= THE TASKS =
• 1. In the comment about Ubuntu and Canonical, do these statements agree with the text? (a) Ubuntu has been growing more popular. (b) Attempts to build Unity on Fedora failed. (c) Mir is released under an MIT license. Answer yes or no for each and quote the words that settle it.
• 2. Turn the paragraph of the comment about Ubuntu and Canonical that begins "And this is where canonical sadly missed the point" into a short list that keeps its main facts.
• 3. From the comment about Ubuntu and Canonical, return the passage starting at "One of the main" and ending at "Fedora) ultimately failed.", copied word for word.

= TEXT BLOCK =
────────────────
Clearly Ubuntu is not where canonical want to put their investment. It's hardly surprising as Ubuntu's popularity has been declining for years. Shuttleworth may have finally realised what many of us knew years ago: Ubuntu was never going to challenge Windows or Mac on desktop/laptop PCs and it was never going to be a revenue stream (any attempts to make it so were badly implemented and failed). In the meantime Android came along and all their efforts seemed futile, the rest is history.

One of the main failings of Unity is that it is open source in the technical sense only. It was created by canonical for it's products and attempts by others to build on other distributions (such as Fedora) ultimately failed.

And this is where canonical sadly missed the point. gnome at least produce a desktop which can be built on other distributions and even ported to other *nix. canonical chose to cast all of this aside and go "completely in house" and lose the contributions of thousands of other developers - all working for free and to start hacking libraries, etc.

This is where Canonical's model failed and where Red Hat's has undeniably succeeded.

The writing is on the wall for Mir - the single biggest point of failure of which is the GPL3 licensing + Canonical's own CLA (Contributor License Agreement). This will ensure it remains an in house project. I can't see the sense in external "contributors" submitting code under those terms, particularly when there is an MIT licensed alternative.
────────────────
= DATA SECTION =

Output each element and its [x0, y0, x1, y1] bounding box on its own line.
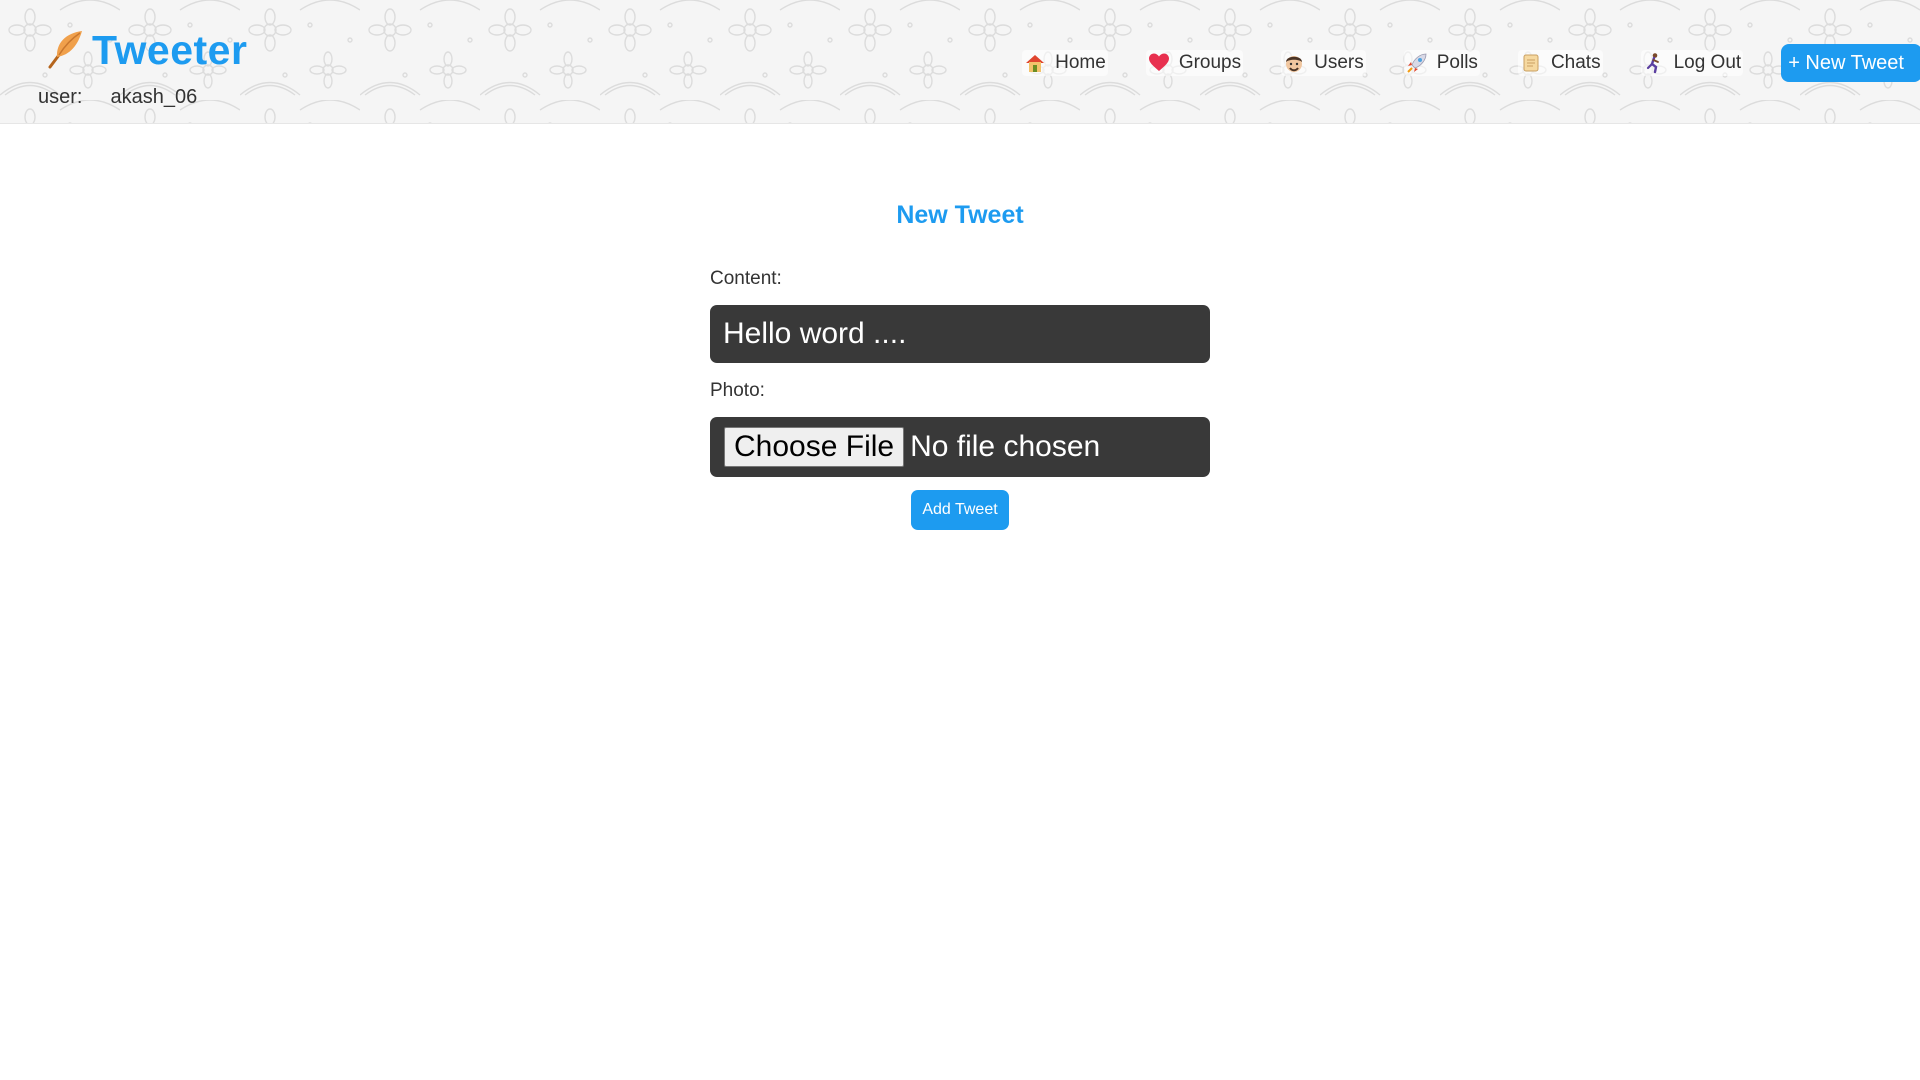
────────────────
= TASK RESPONSES =
• 1.
(a) No: "Ubuntu's popularity has been declining for years."
(b) Yes: "attempts by others to build on other distributions (such as Fedora) ultimately failed."
(c) No: "the single biggest point of failure of which is the GPL3 licensing + Canonical's own CLA (Contributor License Agreement)."

• 2.
- GNOME makes a desktop that can be built on other distributions and even ported to other *nix.
- Canonical set this aside and went "completely in house."
- In doing so, it lost the contributions of thousands of other developers who work for free.
- It also started hacking libraries.

• 3.
One of the main failings of Unity is that it is open source in the technical sense only. It was created by canonical for it's products and attempts by others to build on other distributions (such as Fedora) ultimately failed.